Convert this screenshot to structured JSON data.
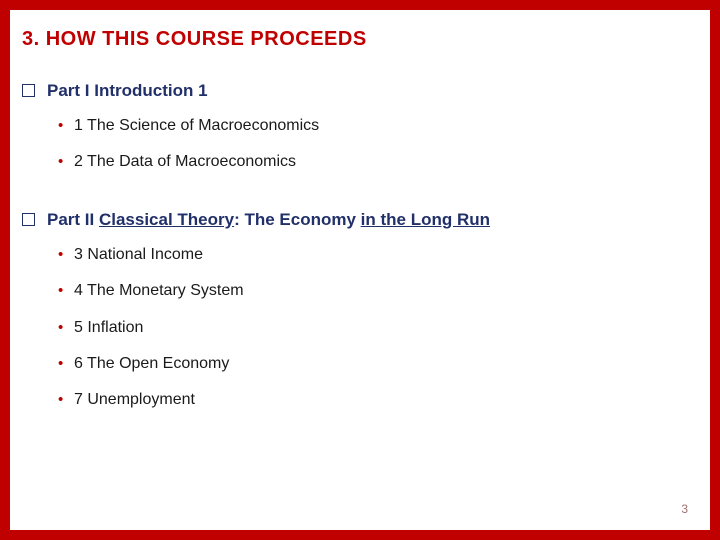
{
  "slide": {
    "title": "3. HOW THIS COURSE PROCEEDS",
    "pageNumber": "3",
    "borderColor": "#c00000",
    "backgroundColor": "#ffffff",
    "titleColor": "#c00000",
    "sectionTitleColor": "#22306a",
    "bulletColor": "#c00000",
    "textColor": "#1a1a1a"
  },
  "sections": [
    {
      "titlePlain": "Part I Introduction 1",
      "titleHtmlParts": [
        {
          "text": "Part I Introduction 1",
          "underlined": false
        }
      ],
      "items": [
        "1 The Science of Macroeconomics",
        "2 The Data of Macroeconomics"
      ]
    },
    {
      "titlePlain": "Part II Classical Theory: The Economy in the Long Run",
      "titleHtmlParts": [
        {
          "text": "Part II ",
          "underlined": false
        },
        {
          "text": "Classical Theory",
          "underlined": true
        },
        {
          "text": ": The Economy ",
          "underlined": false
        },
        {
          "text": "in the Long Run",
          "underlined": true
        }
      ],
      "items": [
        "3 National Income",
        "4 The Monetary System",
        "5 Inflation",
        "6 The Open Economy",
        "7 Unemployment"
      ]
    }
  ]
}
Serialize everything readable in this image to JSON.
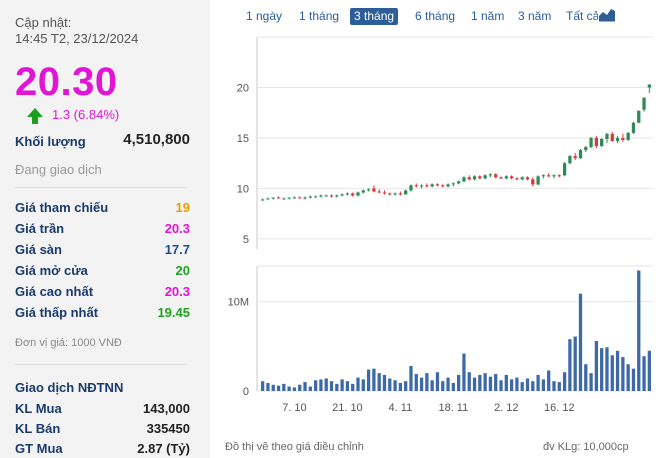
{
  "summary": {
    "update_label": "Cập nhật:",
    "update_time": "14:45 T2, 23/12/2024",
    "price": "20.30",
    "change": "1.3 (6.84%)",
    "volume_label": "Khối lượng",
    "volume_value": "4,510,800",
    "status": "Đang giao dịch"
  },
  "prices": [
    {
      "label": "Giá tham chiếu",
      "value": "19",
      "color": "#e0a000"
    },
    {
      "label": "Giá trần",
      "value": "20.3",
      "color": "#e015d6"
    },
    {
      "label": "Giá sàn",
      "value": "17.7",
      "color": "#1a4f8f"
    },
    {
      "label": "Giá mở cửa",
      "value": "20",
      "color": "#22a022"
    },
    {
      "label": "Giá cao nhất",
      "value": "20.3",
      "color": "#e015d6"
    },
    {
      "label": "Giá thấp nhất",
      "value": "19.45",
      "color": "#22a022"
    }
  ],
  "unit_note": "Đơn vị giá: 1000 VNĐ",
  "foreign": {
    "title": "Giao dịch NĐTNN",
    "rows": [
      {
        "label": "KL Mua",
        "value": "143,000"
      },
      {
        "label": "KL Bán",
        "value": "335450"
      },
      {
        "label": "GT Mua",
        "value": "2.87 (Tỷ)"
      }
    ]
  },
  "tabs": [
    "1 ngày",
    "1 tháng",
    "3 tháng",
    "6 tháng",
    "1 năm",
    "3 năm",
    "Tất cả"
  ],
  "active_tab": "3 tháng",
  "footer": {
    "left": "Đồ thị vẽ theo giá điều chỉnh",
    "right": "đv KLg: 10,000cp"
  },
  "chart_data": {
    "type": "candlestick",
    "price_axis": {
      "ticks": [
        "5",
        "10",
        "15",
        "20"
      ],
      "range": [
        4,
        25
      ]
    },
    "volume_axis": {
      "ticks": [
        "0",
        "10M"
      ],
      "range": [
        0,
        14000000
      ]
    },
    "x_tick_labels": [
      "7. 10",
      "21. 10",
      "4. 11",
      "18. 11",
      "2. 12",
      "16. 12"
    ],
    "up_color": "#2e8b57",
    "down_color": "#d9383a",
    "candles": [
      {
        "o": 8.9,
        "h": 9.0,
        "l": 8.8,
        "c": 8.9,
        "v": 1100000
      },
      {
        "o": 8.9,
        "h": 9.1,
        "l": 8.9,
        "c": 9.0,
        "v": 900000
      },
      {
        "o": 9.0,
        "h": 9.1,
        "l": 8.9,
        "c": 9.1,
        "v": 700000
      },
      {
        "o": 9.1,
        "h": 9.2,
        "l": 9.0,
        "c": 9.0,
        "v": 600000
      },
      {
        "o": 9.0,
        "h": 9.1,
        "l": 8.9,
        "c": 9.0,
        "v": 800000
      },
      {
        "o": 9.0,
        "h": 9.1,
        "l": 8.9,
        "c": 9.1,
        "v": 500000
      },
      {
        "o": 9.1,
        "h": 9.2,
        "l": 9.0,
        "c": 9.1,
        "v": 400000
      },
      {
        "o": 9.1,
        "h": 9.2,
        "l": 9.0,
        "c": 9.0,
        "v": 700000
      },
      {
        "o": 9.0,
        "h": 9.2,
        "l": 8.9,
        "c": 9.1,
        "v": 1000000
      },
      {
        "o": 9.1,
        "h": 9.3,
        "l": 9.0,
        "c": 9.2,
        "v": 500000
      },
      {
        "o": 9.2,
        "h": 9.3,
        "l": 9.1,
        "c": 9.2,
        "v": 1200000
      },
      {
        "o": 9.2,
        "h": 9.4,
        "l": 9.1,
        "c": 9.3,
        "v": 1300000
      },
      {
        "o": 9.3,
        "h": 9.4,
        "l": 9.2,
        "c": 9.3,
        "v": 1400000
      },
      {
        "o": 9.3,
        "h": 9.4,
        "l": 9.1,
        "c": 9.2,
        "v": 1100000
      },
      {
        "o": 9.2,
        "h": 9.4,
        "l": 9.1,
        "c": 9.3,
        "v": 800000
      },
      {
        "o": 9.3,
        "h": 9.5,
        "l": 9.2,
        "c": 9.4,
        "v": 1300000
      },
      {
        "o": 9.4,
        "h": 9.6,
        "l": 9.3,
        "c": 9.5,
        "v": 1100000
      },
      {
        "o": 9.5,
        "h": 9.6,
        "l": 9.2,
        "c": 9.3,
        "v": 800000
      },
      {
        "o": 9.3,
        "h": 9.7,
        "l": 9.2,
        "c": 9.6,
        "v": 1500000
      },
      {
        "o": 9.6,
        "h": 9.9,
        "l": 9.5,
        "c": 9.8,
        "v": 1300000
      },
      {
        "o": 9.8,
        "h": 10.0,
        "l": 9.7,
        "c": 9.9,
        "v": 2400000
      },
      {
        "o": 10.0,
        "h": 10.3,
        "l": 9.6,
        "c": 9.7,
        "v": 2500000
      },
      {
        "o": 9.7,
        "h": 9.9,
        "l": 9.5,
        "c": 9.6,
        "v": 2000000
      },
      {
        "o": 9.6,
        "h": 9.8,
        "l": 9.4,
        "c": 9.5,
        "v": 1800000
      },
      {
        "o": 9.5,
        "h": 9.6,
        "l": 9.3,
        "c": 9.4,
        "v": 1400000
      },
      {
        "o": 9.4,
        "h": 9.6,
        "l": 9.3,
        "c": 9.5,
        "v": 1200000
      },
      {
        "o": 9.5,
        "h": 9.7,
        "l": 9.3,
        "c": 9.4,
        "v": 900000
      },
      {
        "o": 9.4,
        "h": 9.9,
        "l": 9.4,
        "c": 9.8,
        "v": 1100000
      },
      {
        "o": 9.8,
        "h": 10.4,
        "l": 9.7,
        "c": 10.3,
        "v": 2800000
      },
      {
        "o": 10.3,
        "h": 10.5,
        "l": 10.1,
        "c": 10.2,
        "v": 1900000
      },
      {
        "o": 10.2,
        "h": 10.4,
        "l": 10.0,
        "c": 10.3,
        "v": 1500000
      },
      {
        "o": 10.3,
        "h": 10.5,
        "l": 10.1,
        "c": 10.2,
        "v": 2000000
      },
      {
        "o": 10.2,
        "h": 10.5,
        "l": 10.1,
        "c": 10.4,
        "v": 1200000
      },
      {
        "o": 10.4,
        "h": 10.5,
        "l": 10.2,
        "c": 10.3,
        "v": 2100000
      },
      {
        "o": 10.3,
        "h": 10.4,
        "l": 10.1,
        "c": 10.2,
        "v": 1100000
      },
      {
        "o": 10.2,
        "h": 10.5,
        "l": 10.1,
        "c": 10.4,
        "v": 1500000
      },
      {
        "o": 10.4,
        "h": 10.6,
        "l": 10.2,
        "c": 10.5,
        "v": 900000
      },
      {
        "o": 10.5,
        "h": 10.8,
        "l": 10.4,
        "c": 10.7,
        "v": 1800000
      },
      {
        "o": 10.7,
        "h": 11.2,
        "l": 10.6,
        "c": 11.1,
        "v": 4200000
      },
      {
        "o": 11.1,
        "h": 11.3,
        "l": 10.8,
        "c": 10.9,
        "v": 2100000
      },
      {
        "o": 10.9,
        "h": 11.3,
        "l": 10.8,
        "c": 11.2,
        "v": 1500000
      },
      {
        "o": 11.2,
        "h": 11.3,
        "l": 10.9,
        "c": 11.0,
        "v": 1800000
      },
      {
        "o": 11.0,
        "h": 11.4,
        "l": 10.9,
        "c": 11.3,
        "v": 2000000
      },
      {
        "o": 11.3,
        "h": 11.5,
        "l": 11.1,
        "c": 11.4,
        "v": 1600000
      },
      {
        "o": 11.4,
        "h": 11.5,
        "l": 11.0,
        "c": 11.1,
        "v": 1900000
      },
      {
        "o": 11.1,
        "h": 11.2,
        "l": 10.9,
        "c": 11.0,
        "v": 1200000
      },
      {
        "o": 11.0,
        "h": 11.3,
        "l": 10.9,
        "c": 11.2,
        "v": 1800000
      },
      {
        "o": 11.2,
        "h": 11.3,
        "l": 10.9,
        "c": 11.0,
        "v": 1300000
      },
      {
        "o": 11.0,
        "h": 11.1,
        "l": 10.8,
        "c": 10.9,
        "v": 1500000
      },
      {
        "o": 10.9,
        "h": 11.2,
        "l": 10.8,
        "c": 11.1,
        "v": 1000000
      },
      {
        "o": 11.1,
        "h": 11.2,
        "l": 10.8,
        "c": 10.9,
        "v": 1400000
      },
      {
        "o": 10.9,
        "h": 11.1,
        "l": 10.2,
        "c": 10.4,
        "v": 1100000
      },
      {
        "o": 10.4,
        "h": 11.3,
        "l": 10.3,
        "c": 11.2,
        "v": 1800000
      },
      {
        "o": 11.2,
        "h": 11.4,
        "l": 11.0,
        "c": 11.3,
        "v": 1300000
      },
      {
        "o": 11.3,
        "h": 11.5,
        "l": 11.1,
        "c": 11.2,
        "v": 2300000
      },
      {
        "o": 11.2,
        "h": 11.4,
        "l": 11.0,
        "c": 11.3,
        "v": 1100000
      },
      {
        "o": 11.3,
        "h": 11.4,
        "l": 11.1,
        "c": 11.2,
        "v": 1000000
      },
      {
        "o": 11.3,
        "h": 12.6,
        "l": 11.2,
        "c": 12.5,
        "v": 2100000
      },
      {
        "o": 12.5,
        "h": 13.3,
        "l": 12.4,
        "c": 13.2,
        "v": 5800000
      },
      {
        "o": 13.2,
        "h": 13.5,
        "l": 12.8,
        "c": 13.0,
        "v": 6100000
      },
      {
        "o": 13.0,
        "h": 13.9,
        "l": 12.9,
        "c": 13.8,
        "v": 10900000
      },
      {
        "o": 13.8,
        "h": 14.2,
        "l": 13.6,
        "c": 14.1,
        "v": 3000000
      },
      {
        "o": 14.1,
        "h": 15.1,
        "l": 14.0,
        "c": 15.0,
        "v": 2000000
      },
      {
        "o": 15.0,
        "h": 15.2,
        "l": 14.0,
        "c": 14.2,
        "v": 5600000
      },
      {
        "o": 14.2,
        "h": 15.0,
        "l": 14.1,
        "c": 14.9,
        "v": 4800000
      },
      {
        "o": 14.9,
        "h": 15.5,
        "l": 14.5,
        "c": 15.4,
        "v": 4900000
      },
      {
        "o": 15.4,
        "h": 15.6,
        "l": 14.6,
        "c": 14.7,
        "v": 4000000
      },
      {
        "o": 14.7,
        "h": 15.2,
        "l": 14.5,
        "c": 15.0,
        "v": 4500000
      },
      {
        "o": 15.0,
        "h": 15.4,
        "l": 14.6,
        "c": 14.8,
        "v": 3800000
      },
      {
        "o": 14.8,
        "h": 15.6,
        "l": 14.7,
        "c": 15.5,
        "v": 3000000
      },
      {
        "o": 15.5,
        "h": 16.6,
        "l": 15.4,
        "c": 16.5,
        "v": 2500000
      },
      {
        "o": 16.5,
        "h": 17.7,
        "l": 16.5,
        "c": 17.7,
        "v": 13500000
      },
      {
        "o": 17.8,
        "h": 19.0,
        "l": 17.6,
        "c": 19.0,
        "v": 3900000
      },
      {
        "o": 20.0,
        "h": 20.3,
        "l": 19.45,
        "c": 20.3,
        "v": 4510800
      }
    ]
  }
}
━━━━
Return each line where "nhất" shows up.

Solution to the exercise:
      "label": "Giá cao nhất",
      "label": "Giá thấp nhất",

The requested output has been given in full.